*Consigne*.
Recopiez le passage du billet sur l'orientation qui va de "L’orientation : à" jusqu'à "de ses contenus.", en y remplaçant "choix de vie" par "projet de vie".

Viviane Micaud (avatar)

Viviane Micaud

Citoyenne, passionnée par la transmission des cadres de représentation qui permettent aux citoyens d'agir

Abonné·e de Mediapart

109 Billets

0 Édition

Billet de blog 10 octobre 2013

Viviane Micaud (avatar)

Viviane Micaud

Citoyenne, passionnée par la transmission des cadres de représentation qui permettent aux citoyens d'agir

Abonné·e de Mediapart

L’orientation : à la recherche de son métier et de son choix de vie

Viviane Micaud (avatar)

Viviane Micaud

Citoyenne, passionnée par la transmission des cadres de représentation qui permettent aux citoyens d'agir

Abonné·e de Mediapart

Ce blog est personnel, la rédaction n’est pas à l’origine de ses contenus.

Un des moments délicats de tous les systèmes éducatifs du monde est le passage de l’école des apprentissages fondamentaux vers les filières où le jeune approfondit ses points forts et/ou se prépare à son futur métier. Le métier est lié à un choix de vie.

*Données fournies*.
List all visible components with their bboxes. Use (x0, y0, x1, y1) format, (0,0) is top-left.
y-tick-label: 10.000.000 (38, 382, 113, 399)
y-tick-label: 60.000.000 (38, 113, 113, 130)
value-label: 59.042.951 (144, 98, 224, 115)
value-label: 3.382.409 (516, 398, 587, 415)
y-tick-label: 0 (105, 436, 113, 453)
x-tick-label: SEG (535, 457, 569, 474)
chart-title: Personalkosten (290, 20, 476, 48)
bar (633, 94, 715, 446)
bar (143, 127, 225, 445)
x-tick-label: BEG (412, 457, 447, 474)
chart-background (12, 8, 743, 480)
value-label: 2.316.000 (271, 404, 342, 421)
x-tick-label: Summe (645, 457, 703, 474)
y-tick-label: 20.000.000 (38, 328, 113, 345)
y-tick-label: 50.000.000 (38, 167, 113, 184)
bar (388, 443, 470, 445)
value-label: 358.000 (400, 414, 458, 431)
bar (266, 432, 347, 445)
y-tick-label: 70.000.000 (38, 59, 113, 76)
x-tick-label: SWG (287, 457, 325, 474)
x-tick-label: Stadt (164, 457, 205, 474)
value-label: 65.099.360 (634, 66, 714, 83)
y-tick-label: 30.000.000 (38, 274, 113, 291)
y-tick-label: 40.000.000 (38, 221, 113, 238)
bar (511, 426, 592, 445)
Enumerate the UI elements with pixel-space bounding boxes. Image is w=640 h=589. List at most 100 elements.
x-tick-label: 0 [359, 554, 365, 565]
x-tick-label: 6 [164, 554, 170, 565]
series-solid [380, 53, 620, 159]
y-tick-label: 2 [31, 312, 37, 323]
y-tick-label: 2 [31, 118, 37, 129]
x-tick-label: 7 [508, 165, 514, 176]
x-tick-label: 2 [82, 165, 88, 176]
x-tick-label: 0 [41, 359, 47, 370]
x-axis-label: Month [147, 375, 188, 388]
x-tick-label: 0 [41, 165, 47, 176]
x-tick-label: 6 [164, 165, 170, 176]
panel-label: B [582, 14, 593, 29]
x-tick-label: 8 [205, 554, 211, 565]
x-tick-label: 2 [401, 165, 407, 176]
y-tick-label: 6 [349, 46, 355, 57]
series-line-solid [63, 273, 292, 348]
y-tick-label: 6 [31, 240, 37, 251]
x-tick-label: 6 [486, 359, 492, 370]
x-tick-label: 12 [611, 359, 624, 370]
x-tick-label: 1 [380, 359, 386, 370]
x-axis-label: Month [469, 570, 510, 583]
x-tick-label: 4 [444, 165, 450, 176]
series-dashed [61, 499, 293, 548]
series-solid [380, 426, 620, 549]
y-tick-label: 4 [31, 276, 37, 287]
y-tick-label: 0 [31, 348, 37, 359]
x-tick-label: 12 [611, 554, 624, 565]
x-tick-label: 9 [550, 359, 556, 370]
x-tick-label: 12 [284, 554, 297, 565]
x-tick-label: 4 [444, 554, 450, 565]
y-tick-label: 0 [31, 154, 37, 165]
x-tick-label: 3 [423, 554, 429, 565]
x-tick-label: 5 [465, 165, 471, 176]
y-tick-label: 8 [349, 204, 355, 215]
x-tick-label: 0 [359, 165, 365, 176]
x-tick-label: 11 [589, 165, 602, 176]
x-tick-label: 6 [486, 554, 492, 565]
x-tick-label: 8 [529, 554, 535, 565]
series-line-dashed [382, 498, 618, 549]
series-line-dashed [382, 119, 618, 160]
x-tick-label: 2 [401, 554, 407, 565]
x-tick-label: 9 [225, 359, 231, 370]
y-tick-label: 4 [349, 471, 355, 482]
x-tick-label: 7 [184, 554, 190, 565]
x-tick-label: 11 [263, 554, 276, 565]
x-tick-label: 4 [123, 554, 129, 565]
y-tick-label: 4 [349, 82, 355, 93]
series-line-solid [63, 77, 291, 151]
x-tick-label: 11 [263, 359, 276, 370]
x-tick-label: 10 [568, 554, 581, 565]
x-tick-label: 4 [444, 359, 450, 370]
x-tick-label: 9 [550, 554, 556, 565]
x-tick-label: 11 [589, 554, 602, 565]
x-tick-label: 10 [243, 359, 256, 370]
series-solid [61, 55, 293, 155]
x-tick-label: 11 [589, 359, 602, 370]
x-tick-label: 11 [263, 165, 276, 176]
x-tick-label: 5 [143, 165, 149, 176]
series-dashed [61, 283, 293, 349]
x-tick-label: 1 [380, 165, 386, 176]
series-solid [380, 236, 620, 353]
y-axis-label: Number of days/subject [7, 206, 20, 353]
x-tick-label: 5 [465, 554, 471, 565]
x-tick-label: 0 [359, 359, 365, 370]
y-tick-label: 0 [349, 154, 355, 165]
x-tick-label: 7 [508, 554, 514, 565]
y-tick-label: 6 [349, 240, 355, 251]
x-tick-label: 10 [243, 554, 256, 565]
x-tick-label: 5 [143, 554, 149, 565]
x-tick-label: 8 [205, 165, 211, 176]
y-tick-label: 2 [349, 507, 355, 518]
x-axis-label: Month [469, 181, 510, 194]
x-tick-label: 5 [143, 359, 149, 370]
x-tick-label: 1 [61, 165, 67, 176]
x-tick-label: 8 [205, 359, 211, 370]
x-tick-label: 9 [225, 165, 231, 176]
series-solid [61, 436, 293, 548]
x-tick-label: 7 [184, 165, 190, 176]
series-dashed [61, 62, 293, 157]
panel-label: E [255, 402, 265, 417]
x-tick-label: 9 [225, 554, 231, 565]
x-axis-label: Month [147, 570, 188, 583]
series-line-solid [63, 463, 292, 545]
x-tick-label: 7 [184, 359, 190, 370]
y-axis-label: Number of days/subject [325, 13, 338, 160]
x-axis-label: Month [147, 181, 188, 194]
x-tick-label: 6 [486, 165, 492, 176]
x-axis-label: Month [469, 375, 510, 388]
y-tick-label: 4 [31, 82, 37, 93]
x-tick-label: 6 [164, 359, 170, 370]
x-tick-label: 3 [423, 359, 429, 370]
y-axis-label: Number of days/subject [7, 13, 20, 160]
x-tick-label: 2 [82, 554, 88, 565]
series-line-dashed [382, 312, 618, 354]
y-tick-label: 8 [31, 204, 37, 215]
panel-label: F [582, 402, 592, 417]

---

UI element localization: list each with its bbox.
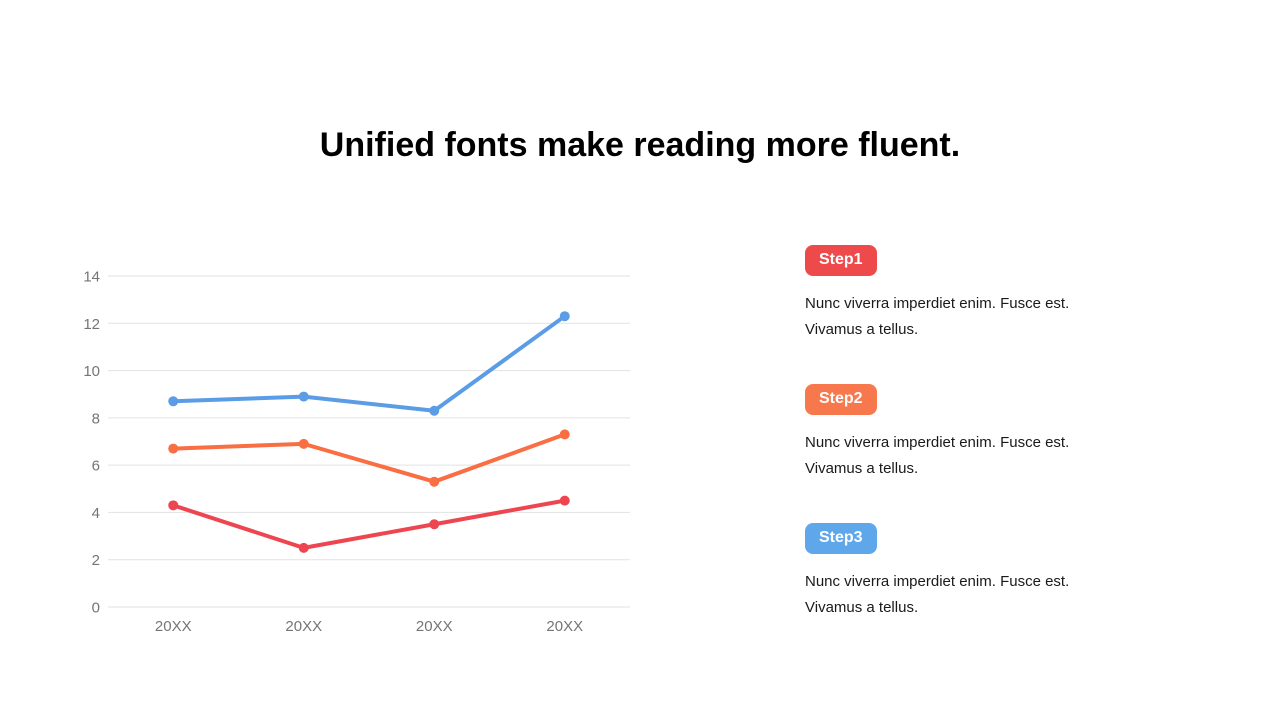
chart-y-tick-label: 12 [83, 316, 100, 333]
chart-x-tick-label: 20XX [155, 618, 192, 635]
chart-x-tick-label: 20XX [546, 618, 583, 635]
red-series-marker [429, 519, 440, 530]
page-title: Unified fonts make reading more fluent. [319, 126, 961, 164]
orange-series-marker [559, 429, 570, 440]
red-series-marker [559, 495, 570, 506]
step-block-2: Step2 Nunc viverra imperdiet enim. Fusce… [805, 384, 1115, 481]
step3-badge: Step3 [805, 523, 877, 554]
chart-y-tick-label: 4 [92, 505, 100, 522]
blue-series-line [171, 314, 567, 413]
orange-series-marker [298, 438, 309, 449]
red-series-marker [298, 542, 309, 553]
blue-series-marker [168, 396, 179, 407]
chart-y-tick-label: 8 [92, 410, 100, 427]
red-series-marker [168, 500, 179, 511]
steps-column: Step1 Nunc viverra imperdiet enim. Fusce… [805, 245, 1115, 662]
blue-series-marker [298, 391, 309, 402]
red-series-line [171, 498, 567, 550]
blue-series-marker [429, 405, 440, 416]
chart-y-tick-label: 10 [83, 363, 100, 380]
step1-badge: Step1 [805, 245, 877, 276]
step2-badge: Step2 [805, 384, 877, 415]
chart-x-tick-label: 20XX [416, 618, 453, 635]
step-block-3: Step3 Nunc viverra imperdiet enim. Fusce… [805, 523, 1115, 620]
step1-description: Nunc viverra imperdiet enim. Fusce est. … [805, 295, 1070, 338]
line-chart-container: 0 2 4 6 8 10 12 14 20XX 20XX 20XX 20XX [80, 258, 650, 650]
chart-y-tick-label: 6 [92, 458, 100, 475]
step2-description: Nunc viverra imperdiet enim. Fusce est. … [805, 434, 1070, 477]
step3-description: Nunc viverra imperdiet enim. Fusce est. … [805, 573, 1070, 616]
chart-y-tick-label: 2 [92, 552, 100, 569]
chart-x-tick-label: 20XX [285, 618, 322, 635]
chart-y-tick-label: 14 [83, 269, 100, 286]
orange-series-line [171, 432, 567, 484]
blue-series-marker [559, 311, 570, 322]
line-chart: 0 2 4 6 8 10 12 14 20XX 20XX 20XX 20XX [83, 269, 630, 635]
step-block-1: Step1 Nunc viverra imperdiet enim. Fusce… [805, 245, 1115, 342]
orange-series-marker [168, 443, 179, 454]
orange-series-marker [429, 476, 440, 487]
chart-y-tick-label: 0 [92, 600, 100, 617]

*Corrigé*.
L’orientation : à la recherche de son métier et de son projet de vie

Viviane Micaud (avatar)

Viviane Micaud

Citoyenne, passionnée par la transmission des cadres de représentation qui permettent aux citoyens d'agir

Abonné·e de Mediapart

Ce blog est personnel, la rédaction n’est pas à l’origine de ses contenus.